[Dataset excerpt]
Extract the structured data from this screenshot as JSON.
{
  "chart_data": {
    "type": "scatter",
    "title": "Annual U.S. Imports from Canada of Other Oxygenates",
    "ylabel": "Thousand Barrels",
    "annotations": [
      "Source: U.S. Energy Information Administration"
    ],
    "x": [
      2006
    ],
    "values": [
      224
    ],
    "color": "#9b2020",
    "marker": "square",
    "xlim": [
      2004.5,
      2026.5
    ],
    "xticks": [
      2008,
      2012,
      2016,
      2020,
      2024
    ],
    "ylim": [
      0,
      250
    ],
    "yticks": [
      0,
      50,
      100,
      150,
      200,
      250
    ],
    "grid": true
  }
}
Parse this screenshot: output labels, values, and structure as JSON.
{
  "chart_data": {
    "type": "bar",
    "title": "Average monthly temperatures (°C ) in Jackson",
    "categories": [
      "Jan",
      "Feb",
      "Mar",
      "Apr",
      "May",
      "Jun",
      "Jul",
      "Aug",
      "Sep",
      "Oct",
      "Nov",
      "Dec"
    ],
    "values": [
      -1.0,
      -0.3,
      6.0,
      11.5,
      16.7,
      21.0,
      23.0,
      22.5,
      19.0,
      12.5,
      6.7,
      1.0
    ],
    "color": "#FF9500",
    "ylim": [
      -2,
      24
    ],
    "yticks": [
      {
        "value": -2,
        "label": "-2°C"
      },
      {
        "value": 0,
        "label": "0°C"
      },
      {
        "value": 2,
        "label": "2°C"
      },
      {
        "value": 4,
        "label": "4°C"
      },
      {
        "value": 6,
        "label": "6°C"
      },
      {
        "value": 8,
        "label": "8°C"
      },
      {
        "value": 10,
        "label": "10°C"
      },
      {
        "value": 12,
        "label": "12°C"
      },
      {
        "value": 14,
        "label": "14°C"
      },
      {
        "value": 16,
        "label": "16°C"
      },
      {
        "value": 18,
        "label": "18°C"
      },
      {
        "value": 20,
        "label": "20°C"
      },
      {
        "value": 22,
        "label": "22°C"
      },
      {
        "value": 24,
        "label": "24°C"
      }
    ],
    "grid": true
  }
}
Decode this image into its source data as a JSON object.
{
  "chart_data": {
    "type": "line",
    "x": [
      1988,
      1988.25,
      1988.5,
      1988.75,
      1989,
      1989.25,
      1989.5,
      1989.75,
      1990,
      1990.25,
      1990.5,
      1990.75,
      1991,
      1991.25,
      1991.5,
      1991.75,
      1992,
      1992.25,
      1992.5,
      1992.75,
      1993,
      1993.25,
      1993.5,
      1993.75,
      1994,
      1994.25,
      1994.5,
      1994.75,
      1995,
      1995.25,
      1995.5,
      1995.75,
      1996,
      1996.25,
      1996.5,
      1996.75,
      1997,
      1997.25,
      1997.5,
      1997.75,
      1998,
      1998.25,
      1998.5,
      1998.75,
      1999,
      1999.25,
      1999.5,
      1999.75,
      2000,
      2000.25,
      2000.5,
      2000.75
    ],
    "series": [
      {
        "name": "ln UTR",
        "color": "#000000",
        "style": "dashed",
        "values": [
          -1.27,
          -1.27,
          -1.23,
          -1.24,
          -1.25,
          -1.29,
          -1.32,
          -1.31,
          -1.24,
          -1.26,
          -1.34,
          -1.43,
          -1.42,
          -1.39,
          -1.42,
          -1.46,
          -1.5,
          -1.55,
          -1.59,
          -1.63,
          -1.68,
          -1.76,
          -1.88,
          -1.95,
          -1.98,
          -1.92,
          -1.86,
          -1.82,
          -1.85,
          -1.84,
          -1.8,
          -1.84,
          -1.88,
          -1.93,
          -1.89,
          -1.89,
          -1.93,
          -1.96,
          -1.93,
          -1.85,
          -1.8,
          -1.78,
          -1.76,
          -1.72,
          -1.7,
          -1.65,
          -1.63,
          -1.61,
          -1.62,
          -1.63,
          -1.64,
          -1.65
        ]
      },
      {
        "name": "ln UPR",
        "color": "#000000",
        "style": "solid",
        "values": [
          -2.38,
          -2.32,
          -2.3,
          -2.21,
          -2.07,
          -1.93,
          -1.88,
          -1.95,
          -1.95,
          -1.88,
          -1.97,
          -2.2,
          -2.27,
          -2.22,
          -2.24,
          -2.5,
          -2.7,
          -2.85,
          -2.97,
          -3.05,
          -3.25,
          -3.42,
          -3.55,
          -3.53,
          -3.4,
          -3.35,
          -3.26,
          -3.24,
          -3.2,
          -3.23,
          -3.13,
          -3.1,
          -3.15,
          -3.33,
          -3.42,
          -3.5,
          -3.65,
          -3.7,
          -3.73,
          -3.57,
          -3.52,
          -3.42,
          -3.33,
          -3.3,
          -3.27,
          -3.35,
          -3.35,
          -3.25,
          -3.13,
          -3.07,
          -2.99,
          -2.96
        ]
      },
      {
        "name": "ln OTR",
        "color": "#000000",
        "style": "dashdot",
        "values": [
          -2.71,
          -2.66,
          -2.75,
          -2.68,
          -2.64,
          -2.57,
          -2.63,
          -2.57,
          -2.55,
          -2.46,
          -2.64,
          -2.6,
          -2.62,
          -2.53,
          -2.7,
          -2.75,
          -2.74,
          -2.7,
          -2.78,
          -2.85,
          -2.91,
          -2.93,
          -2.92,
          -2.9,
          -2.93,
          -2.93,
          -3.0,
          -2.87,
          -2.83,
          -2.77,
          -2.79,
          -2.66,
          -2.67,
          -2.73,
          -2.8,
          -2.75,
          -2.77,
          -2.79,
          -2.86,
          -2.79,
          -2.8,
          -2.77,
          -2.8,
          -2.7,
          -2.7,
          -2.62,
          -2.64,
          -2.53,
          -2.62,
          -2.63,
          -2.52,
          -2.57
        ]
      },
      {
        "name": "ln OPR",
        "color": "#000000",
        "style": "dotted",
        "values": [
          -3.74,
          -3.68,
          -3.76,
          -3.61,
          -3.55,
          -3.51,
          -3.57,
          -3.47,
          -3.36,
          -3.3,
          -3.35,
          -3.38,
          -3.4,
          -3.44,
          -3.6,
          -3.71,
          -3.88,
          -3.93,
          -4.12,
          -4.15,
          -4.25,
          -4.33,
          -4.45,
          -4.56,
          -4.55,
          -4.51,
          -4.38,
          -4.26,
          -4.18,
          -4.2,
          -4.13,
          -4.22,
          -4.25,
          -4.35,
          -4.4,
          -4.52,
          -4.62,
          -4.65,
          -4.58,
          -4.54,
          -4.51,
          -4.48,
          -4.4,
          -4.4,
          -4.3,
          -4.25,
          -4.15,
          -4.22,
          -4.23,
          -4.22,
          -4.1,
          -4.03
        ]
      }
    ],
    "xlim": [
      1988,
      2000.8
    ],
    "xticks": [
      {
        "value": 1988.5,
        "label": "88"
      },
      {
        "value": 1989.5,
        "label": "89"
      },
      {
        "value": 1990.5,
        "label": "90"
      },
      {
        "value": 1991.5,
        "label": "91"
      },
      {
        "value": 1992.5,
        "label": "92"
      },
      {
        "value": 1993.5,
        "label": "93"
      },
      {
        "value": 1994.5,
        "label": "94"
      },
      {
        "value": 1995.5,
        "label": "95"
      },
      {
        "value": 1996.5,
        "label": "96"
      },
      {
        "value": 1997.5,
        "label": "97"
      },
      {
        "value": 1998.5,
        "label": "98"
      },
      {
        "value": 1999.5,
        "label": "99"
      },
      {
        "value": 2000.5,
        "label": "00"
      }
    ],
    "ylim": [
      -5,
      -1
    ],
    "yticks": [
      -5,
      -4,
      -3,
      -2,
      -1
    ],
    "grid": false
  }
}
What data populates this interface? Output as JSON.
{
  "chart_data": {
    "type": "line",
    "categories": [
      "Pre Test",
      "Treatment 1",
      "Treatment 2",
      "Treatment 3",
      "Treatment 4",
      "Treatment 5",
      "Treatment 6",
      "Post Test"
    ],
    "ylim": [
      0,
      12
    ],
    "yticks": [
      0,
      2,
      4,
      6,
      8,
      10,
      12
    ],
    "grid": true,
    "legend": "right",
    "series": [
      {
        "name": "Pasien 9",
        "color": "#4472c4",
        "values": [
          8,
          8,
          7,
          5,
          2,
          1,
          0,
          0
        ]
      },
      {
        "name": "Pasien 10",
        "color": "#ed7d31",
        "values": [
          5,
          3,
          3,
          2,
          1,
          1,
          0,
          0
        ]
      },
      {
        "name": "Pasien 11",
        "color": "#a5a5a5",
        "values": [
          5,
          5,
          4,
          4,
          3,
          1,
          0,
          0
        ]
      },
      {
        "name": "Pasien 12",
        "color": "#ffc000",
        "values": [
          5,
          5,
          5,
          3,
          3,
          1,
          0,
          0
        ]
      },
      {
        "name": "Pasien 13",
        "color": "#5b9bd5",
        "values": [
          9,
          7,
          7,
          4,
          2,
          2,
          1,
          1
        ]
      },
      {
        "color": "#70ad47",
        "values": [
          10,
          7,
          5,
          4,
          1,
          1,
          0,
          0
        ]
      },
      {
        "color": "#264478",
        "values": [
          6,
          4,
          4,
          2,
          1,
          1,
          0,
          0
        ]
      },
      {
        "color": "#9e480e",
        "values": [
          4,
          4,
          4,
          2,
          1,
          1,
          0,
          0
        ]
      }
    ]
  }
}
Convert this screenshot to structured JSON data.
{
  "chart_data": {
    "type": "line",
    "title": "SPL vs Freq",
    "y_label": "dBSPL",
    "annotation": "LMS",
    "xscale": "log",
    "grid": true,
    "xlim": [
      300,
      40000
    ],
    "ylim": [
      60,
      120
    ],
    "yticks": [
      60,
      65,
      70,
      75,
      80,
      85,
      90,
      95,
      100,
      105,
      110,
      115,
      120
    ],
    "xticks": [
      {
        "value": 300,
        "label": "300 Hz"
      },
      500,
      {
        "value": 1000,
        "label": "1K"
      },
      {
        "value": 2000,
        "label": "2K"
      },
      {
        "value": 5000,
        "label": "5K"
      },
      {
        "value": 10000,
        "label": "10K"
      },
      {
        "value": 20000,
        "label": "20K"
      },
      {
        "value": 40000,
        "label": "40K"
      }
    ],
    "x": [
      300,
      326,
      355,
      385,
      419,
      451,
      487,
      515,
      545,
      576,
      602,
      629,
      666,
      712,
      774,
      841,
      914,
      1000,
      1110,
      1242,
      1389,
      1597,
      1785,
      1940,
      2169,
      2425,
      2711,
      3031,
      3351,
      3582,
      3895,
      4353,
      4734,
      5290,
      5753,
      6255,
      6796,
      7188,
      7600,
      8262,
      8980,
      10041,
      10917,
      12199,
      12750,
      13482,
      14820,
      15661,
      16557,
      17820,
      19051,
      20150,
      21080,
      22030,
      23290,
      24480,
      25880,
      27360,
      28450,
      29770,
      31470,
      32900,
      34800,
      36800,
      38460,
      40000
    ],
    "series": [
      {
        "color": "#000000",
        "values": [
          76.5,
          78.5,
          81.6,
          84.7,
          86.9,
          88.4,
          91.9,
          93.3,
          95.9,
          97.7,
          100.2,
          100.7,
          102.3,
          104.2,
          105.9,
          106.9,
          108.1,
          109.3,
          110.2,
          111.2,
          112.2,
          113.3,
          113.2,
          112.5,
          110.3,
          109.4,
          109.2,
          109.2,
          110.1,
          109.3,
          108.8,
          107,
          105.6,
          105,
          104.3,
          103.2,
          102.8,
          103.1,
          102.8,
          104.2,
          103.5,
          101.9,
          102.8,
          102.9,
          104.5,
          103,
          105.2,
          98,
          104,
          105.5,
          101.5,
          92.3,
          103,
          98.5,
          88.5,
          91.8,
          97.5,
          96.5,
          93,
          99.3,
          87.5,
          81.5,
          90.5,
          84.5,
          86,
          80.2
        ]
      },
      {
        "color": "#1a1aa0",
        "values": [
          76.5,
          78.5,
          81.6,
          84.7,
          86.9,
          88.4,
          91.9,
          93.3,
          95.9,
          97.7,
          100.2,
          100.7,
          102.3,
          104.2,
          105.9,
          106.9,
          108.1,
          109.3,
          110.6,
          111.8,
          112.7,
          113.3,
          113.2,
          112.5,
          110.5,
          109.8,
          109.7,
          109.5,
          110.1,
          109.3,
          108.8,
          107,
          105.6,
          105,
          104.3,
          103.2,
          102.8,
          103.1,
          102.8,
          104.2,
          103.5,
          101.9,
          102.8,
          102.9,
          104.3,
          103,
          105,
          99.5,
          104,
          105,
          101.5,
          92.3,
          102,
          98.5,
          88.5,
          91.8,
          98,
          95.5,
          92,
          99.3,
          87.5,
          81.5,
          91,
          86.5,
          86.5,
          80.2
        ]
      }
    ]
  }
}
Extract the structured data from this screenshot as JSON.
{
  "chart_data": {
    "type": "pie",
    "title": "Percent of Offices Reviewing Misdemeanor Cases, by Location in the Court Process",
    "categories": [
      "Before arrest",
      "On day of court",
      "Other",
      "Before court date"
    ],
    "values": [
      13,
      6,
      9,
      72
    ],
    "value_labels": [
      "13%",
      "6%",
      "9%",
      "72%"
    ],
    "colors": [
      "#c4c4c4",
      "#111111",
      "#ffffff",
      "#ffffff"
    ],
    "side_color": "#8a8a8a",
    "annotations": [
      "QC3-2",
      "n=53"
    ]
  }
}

EXERCISE ::
Collect the complete line wherever the string "Pasien" appears in the records.

CORRECT RESULT ::
        "name": "Pasien 9",
        "name": "Pasien 10",
        "name": "Pasien 11",
        "name": "Pasien 12",
        "name": "Pasien 13",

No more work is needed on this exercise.